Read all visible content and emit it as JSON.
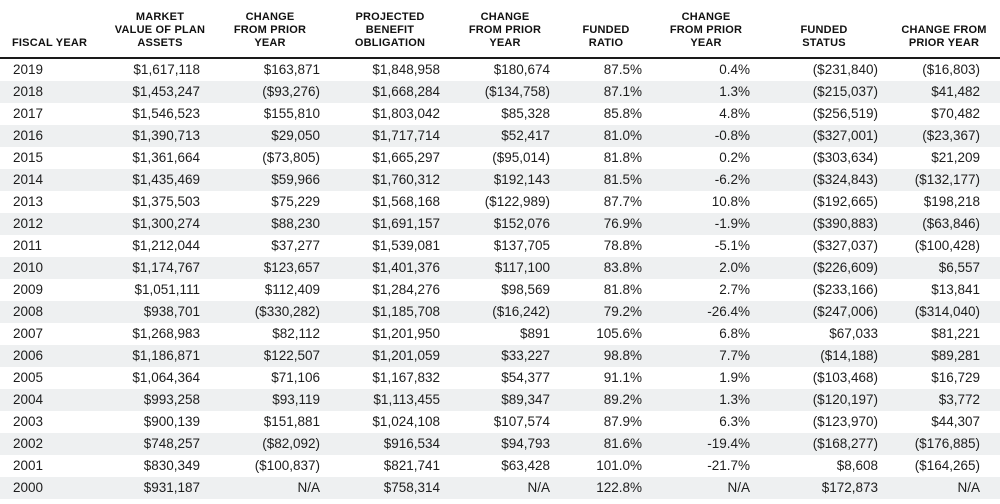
{
  "styles": {
    "stripe_color": "#eef0f1",
    "text_color": "#1d1d1d",
    "header_rule_color": "#1a1a1a"
  },
  "chart_data": {
    "type": "table",
    "title": "",
    "columns": [
      {
        "key": "fiscal-year",
        "label": "FISCAL YEAR"
      },
      {
        "key": "market-value",
        "label": "MARKET\nVALUE OF PLAN\nASSETS"
      },
      {
        "key": "mv-change",
        "label": "CHANGE\nFROM PRIOR\nYEAR"
      },
      {
        "key": "projected-obligation",
        "label": "PROJECTED\nBENEFIT\nOBLIGATION"
      },
      {
        "key": "pbo-change",
        "label": "CHANGE\nFROM PRIOR\nYEAR"
      },
      {
        "key": "funded-ratio",
        "label": "FUNDED\nRATIO"
      },
      {
        "key": "ratio-change",
        "label": "CHANGE\nFROM PRIOR\nYEAR"
      },
      {
        "key": "funded-status",
        "label": "FUNDED\nSTATUS"
      },
      {
        "key": "status-change",
        "label": "CHANGE FROM\nPRIOR YEAR"
      }
    ],
    "rows": [
      [
        "2019",
        "$1,617,118",
        "$163,871",
        "$1,848,958",
        "$180,674",
        "87.5%",
        "0.4%",
        "($231,840)",
        "($16,803)"
      ],
      [
        "2018",
        "$1,453,247",
        "($93,276)",
        "$1,668,284",
        "($134,758)",
        "87.1%",
        "1.3%",
        "($215,037)",
        "$41,482"
      ],
      [
        "2017",
        "$1,546,523",
        "$155,810",
        "$1,803,042",
        "$85,328",
        "85.8%",
        "4.8%",
        "($256,519)",
        "$70,482"
      ],
      [
        "2016",
        "$1,390,713",
        "$29,050",
        "$1,717,714",
        "$52,417",
        "81.0%",
        "-0.8%",
        "($327,001)",
        "($23,367)"
      ],
      [
        "2015",
        "$1,361,664",
        "($73,805)",
        "$1,665,297",
        "($95,014)",
        "81.8%",
        "0.2%",
        "($303,634)",
        "$21,209"
      ],
      [
        "2014",
        "$1,435,469",
        "$59,966",
        "$1,760,312",
        "$192,143",
        "81.5%",
        "-6.2%",
        "($324,843)",
        "($132,177)"
      ],
      [
        "2013",
        "$1,375,503",
        "$75,229",
        "$1,568,168",
        "($122,989)",
        "87.7%",
        "10.8%",
        "($192,665)",
        "$198,218"
      ],
      [
        "2012",
        "$1,300,274",
        "$88,230",
        "$1,691,157",
        "$152,076",
        "76.9%",
        "-1.9%",
        "($390,883)",
        "($63,846)"
      ],
      [
        "2011",
        "$1,212,044",
        "$37,277",
        "$1,539,081",
        "$137,705",
        "78.8%",
        "-5.1%",
        "($327,037)",
        "($100,428)"
      ],
      [
        "2010",
        "$1,174,767",
        "$123,657",
        "$1,401,376",
        "$117,100",
        "83.8%",
        "2.0%",
        "($226,609)",
        "$6,557"
      ],
      [
        "2009",
        "$1,051,111",
        "$112,409",
        "$1,284,276",
        "$98,569",
        "81.8%",
        "2.7%",
        "($233,166)",
        "$13,841"
      ],
      [
        "2008",
        "$938,701",
        "($330,282)",
        "$1,185,708",
        "($16,242)",
        "79.2%",
        "-26.4%",
        "($247,006)",
        "($314,040)"
      ],
      [
        "2007",
        "$1,268,983",
        "$82,112",
        "$1,201,950",
        "$891",
        "105.6%",
        "6.8%",
        "$67,033",
        "$81,221"
      ],
      [
        "2006",
        "$1,186,871",
        "$122,507",
        "$1,201,059",
        "$33,227",
        "98.8%",
        "7.7%",
        "($14,188)",
        "$89,281"
      ],
      [
        "2005",
        "$1,064,364",
        "$71,106",
        "$1,167,832",
        "$54,377",
        "91.1%",
        "1.9%",
        "($103,468)",
        "$16,729"
      ],
      [
        "2004",
        "$993,258",
        "$93,119",
        "$1,113,455",
        "$89,347",
        "89.2%",
        "1.3%",
        "($120,197)",
        "$3,772"
      ],
      [
        "2003",
        "$900,139",
        "$151,881",
        "$1,024,108",
        "$107,574",
        "87.9%",
        "6.3%",
        "($123,970)",
        "$44,307"
      ],
      [
        "2002",
        "$748,257",
        "($82,092)",
        "$916,534",
        "$94,793",
        "81.6%",
        "-19.4%",
        "($168,277)",
        "($176,885)"
      ],
      [
        "2001",
        "$830,349",
        "($100,837)",
        "$821,741",
        "$63,428",
        "101.0%",
        "-21.7%",
        "$8,608",
        "($164,265)"
      ],
      [
        "2000",
        "$931,187",
        "N/A",
        "$758,314",
        "N/A",
        "122.8%",
        "N/A",
        "$172,873",
        "N/A"
      ]
    ]
  }
}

☆ ☆ ☆ ☆ ☆

EXERCISE GOAL: Take every line above carrying "label" and return it.

RESPONSE FOR THIS EXERCISE:
        "label": "FISCAL YEAR"
        "label": "MARKET\nVALUE OF PLAN\nASSETS"
        "label": "CHANGE\nFROM PRIOR\nYEAR"
        "label": "PROJECTED\nBENEFIT\nOBLIGATION"
        "label": "CHANGE\nFROM PRIOR\nYEAR"
        "label": "FUNDED\nRATIO"
        "label": "CHANGE\nFROM PRIOR\nYEAR"
        "label": "FUNDED\nSTATUS"
        "label": "CHANGE FROM\nPRIOR YEAR"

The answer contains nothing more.